§ **EXERCISE DIRECTIONS**: Below are records to be output exactly, every one of them.
----
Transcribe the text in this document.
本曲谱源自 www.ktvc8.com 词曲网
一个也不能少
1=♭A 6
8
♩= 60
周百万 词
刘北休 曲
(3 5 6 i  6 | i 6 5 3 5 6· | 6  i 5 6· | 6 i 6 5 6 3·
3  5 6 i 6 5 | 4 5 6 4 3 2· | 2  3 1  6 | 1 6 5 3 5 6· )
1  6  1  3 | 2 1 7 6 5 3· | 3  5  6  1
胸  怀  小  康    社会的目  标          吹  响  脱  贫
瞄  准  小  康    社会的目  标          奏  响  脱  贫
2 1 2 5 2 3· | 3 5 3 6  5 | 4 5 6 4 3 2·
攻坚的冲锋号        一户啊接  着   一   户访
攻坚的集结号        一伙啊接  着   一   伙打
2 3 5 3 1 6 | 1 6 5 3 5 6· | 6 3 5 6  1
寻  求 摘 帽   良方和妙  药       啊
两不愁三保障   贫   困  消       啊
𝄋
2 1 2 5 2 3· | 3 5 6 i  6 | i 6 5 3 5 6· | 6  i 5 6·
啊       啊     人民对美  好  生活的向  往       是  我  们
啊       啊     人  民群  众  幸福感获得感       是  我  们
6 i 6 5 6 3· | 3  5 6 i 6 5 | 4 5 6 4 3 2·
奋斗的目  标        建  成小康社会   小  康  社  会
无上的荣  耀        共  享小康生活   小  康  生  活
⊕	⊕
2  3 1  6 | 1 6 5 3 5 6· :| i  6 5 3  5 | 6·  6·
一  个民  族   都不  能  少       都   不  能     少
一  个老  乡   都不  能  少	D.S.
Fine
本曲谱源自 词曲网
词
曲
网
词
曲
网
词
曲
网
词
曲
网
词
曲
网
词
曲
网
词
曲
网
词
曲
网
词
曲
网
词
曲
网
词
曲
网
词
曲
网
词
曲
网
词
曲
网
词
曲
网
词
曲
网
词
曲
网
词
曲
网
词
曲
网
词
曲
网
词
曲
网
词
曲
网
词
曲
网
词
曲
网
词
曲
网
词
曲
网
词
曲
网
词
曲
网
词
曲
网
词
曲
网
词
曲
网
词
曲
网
----
§ **PROBLEM SOLUTION**:
Transcribe the text in this document.
本曲谱源自 www.ktvc8.com 词曲网
一个也不能少
1=♭A 6
8
♩= 60
周百万 词
刘北休 曲
(3 5 6 i  6 | i 6 5 3 5 6· | 6  i 5 6· | 6 i 6 5 6 3·
3  5 6 i 6 5 | 4 5 6 4 3 2· | 2  3 1  6 | 1 6 5 3 5 6· )
1  6  1  3 | 2 1 7 6 5 3· | 3  5  6  1
胸  怀  小  康    社会的目  标          吹  响  脱  贫
瞄  准  小  康    社会的目  标          奏  响  脱  贫
2 1 2 5 2 3· | 3 5 3 6  5 | 4 5 6 4 3 2·
攻坚的冲锋号        一户啊接  着   一   户访
攻坚的集结号        一伙啊接  着   一   伙打
2 3 5 3 1 6 | 1 6 5 3 5 6· | 6 3 5 6  1
寻  求 摘 帽   良方和妙  药       啊
两不愁三保障   贫   困  消       啊
𝄋
2 1 2 5 2 3· | 3 5 6 i  6 | i 6 5 3 5 6· | 6  i 5 6·
啊       啊     人民对美  好  生活的向  往       是  我  们
啊       啊     人  民群  众  幸福感获得感       是  我  们
6 i 6 5 6 3· | 3  5 6 i 6 5 | 4 5 6 4 3 2·
奋斗的目  标        建  成小康社会   小  康  社  会
无上的荣  耀        共  享小康生活   小  康  生  活
⊕	⊕
2  3 1  6 | 1 6 5 3 5 6· :| i  6 5 3  5 | 6·  6·
一  个民  族   都不  能  少       都   不  能     少
一  个老  乡   都不  能  少	D.S.
Fine
本曲谱源自 词曲网
词
曲
网
词
曲
网
词
曲
网
词
曲
网
词
曲
网
词
曲
网
词
曲
网
词
曲
网
词
曲
网
词
曲
网
词
曲
网
词
曲
网
词
曲
网
词
曲
网
词
曲
网
词
曲
网
词
曲
网
词
曲
网
词
曲
网
词
曲
网
词
曲
网
词
曲
网
词
曲
网
词
曲
网
词
曲
网
词
曲
网
词
曲
网
词
曲
网
词
曲
网
词
曲
网
词
曲
网
词
曲
网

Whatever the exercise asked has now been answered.